Text excerpt.
+---+

# [SOLVED] [IBM Agent/ISS Siteprotector]disabling event



## Banonymous (Dec 3, 2014)

Hey guys
We installed IBM Agent Host protection for windows (Server protection for windows) in our dmz servers for receiving logs.After that we receive a lot of logs from this event "DNS_Bind_OPT_DoS" from our DNS server which is located in DMZ.This amount of logs will fill up database often.Though we can use policy in Siteprotector console to disable event but we want to disable this event (DNS_Bind_OPT_DoS) only from agent that installed in DNS server
My question is: How to disable event (DNS_Bind_OPT_DoS) only in agent installed in DNS server?

Thanks 
Kind regards.


----------



## Banonymous (Dec 3, 2014)

*Re: [IBM Agent/ISS Siteprotector]disabling event*

Anyone?? 150 views and no one have idea what im talking about ?


----------



## SPTechnician (Feb 4, 2015)

*Re: [IBM Agent/ISS Siteprotector]disabling event*

Hi,
(I read your article today.)

You can set that by Event Filters in Security Events Policy.
Please check the below:










Regards,


----------



## Banonymous (Dec 3, 2014)

*Re: [IBM Agent/ISS Siteprotector]disabling event*

Thank you so much 
It helped, the logs were disappeared


----------

+---+

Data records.
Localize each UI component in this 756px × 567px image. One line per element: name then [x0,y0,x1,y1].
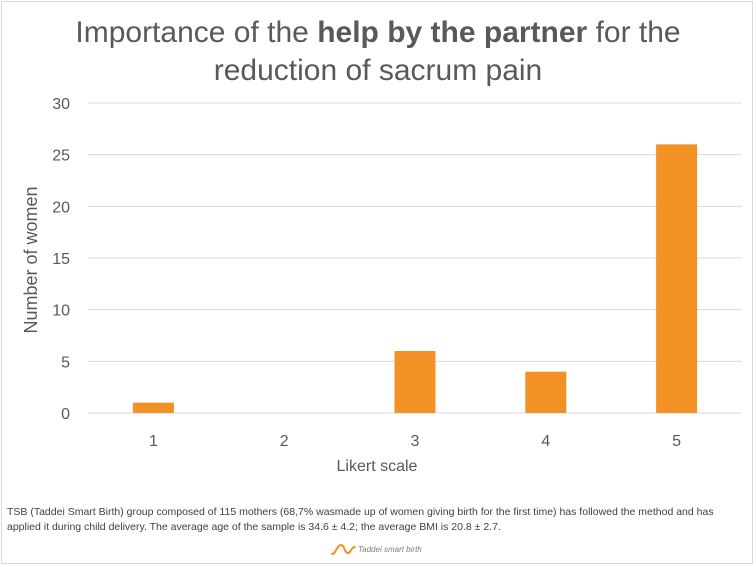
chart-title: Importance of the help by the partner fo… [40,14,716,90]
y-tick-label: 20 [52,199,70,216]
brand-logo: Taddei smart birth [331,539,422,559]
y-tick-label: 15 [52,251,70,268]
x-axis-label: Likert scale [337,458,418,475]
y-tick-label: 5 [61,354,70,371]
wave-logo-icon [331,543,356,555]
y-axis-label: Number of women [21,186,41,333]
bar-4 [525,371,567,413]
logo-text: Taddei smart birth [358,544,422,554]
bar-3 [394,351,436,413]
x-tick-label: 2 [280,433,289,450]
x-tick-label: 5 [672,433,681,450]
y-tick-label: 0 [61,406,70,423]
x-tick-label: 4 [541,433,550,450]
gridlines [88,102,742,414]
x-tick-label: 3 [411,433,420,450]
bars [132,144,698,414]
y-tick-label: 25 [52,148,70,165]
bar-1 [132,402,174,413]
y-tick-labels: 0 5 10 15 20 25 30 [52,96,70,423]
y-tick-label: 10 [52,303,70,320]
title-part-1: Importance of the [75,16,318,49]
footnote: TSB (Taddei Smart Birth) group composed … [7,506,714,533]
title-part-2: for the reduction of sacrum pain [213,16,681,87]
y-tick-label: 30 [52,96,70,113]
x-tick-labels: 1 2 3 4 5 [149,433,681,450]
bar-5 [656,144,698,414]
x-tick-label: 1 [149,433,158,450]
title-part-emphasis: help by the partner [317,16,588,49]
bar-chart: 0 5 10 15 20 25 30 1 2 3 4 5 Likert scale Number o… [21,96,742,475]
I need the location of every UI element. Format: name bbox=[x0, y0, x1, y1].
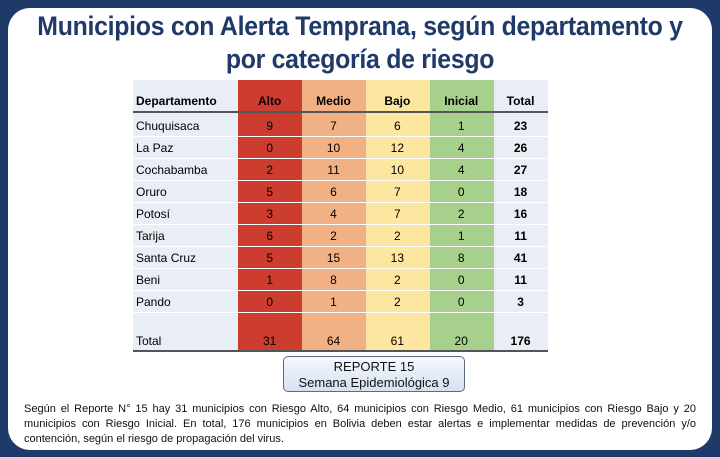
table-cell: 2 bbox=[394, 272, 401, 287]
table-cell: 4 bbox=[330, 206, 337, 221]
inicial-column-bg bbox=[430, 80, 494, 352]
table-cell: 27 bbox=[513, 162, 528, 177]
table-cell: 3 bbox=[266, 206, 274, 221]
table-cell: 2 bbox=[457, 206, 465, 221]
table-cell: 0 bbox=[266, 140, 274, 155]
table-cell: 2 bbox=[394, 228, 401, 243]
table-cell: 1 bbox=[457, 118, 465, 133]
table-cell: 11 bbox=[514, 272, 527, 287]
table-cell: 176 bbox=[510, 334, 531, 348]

+---+

Stated goal.
Reproduce the passage of the forum thread on disabling an event in IBM Agent between "# [SOLVED] [IBM" and "in DNS server?", inclusive.

Answer.
# [SOLVED] [IBM Agent/ISS Siteprotector]disabling event



## Banonymous (Dec 3, 2014)

Hey guys
We installed IBM Agent Host protection for windows (Server protection for windows) in our dmz servers for receiving logs.After that we receive a lot of logs from this event "DNS_Bind_OPT_DoS" from our DNS server which is located in DMZ.This amount of logs will fill up database often.Though we can use policy in Siteprotector console to disable event but we want to disable this event (DNS_Bind_OPT_DoS) only from agent that installed in DNS server
My question is: How to disable event (DNS_Bind_OPT_DoS) only in agent installed in DNS server?